-- TO DO --
Check every line below for the word "здания" and copy each one that has it.

+++

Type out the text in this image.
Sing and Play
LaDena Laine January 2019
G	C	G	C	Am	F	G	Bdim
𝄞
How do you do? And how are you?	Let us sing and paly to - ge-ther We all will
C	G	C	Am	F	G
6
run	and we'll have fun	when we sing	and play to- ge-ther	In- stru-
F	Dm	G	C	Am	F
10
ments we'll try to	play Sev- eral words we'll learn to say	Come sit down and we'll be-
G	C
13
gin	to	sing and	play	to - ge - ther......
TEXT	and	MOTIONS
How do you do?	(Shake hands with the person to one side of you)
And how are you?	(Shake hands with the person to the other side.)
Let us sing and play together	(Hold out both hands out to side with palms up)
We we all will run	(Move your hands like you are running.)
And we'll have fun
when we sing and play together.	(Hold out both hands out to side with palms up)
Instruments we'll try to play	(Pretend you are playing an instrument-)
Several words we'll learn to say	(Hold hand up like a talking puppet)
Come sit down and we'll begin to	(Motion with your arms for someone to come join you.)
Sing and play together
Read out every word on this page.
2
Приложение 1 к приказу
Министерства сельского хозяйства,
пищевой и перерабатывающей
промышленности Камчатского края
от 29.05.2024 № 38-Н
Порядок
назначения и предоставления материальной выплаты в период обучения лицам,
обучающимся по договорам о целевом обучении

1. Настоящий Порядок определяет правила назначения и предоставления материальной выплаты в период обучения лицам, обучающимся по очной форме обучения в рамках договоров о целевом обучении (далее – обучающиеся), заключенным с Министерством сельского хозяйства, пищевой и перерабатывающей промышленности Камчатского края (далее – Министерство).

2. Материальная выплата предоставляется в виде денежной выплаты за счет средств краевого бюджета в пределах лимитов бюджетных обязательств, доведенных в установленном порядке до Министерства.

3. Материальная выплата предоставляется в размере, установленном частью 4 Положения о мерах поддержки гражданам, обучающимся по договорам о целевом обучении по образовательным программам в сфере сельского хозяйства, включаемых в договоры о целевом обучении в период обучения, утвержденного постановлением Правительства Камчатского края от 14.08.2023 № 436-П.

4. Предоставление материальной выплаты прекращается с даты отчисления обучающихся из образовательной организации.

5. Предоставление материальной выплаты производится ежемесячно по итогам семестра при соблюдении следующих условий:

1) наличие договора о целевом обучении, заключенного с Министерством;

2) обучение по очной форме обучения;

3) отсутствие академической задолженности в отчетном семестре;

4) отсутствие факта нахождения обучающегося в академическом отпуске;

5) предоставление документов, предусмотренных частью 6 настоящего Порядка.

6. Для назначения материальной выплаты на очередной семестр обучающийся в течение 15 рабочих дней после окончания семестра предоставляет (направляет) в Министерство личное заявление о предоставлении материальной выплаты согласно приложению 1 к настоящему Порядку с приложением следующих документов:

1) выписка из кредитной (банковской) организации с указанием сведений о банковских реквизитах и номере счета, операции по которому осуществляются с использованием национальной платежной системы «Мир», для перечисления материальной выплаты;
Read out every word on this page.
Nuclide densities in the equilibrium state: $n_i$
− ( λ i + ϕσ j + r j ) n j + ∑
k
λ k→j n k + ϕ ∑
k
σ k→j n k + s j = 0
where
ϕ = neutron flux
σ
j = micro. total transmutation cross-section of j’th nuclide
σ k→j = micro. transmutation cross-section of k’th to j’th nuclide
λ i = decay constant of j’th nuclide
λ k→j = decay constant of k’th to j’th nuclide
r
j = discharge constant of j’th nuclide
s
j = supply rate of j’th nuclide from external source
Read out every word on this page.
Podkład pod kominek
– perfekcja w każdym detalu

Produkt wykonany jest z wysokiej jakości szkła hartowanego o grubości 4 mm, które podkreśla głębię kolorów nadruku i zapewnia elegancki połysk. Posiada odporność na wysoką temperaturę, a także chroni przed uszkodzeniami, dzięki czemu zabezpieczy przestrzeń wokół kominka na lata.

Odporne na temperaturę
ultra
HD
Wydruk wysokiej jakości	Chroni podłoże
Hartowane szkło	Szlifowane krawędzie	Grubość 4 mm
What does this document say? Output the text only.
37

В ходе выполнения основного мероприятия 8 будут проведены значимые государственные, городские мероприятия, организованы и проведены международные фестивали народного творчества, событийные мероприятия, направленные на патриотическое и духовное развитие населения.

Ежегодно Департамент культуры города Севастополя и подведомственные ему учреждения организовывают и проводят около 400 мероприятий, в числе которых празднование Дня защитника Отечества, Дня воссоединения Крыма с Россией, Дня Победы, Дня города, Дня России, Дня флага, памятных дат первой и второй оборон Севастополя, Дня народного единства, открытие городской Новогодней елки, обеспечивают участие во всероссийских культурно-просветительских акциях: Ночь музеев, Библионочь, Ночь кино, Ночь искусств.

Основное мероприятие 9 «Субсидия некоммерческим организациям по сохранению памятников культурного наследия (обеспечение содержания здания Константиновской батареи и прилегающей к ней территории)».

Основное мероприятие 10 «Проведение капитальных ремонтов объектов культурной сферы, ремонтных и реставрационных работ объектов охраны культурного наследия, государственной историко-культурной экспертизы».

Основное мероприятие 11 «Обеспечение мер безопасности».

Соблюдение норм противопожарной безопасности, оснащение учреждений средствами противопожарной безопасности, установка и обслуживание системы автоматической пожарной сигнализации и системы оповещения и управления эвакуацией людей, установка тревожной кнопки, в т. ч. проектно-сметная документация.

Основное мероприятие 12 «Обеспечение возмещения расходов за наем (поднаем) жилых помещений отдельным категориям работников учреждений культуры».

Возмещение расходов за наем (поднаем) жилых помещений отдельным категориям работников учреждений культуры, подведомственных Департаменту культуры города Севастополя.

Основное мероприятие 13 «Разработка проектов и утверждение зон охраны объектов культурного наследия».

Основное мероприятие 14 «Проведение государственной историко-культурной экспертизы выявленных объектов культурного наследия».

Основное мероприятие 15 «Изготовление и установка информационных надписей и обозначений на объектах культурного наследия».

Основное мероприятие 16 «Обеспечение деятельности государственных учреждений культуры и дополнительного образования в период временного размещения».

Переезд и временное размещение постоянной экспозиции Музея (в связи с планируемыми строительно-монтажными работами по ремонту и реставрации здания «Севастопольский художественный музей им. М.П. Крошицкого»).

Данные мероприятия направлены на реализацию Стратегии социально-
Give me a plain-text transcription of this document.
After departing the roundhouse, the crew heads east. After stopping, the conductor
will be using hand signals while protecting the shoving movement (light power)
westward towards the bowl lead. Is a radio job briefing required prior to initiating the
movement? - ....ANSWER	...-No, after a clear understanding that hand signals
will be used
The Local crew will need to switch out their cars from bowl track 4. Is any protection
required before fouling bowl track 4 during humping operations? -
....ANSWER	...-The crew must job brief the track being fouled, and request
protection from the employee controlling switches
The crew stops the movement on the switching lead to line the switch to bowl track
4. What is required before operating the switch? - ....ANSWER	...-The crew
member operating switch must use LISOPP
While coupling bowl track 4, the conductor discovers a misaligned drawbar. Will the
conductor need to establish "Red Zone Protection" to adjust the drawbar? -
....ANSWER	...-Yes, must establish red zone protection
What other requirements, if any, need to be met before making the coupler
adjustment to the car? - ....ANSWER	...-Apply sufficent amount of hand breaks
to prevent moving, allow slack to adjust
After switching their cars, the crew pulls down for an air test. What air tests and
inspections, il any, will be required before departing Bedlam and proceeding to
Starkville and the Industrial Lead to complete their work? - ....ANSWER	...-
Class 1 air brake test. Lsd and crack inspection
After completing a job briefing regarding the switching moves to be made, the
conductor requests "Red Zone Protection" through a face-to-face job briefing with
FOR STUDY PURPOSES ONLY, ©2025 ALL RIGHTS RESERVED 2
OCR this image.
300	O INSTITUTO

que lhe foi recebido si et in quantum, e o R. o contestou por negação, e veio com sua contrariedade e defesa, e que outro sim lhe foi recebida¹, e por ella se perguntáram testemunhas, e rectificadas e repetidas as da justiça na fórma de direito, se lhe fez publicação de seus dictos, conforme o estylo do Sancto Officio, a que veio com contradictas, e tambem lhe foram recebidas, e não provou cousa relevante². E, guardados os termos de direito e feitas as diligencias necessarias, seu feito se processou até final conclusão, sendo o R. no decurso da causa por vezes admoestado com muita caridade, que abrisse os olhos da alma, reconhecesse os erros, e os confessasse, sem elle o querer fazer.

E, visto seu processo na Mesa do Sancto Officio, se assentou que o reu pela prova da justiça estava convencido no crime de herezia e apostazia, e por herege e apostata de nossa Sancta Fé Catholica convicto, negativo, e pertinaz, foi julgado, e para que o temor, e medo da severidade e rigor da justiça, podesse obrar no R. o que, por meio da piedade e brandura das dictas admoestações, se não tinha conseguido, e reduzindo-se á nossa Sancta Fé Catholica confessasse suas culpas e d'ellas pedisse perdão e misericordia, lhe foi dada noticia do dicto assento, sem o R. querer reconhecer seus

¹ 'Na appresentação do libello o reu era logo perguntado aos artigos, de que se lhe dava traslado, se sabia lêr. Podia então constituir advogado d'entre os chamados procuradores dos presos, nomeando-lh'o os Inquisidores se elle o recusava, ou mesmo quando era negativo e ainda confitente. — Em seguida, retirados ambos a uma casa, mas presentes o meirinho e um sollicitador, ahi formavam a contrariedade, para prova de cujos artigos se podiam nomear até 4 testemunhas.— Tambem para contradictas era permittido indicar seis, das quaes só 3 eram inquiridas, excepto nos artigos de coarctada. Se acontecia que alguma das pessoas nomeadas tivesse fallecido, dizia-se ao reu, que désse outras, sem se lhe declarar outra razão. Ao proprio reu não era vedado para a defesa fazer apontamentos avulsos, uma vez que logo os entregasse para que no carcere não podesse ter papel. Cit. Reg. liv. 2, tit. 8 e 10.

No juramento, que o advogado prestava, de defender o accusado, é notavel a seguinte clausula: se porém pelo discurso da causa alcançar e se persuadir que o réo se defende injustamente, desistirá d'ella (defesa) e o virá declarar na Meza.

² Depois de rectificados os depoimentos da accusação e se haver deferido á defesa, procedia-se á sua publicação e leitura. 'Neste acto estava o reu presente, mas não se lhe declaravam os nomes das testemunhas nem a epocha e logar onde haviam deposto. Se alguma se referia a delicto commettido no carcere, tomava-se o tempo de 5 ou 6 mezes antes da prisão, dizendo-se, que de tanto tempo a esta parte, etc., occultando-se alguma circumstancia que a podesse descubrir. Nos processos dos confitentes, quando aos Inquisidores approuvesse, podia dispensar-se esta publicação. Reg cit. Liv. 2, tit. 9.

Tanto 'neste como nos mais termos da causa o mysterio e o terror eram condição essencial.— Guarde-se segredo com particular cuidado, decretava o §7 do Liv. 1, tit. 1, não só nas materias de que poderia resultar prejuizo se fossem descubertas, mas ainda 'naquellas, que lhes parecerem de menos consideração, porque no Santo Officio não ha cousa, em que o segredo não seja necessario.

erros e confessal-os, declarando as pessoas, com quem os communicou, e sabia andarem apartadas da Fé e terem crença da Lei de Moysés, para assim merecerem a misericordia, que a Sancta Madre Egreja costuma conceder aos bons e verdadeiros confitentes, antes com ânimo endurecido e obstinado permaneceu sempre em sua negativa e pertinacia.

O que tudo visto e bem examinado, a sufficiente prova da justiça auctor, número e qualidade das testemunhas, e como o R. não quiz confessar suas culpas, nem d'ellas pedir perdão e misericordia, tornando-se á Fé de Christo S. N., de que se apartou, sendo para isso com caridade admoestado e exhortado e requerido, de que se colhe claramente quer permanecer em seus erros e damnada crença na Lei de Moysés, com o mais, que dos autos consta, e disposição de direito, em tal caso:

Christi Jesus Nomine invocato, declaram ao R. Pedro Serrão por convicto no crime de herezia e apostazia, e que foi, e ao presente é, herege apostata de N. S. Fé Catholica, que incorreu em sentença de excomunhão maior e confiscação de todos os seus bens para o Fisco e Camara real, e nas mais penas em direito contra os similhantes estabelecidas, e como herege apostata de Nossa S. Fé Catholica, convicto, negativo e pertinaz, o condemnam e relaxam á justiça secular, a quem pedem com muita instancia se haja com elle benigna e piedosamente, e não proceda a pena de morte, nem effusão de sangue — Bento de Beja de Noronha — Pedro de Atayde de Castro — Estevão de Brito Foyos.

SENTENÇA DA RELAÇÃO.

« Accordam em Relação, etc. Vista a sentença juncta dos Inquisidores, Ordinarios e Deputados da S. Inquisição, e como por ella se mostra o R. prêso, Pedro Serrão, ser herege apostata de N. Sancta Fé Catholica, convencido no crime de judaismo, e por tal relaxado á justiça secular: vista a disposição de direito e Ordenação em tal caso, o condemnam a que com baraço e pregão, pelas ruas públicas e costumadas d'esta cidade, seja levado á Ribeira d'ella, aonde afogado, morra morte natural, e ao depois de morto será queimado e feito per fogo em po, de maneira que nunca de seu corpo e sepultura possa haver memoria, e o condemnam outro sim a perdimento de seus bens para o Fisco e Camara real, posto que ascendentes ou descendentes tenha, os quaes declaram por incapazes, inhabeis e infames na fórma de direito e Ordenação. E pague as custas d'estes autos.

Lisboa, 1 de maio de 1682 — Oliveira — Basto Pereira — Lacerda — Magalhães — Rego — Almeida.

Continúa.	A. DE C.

+++

-- TASK RESULT --
Основное мероприятие 9 «Субсидия некоммерческим организациям по сохранению памятников культурного наследия (обеспечение содержания здания Константиновской батареи и прилегающей к ней территории)».
Переезд и временное размещение постоянной экспозиции Музея (в связи с планируемыми строительно-монтажными работами по ремонту и реставрации здания «Севастопольский художественный музей им. М.П. Крошицкого»).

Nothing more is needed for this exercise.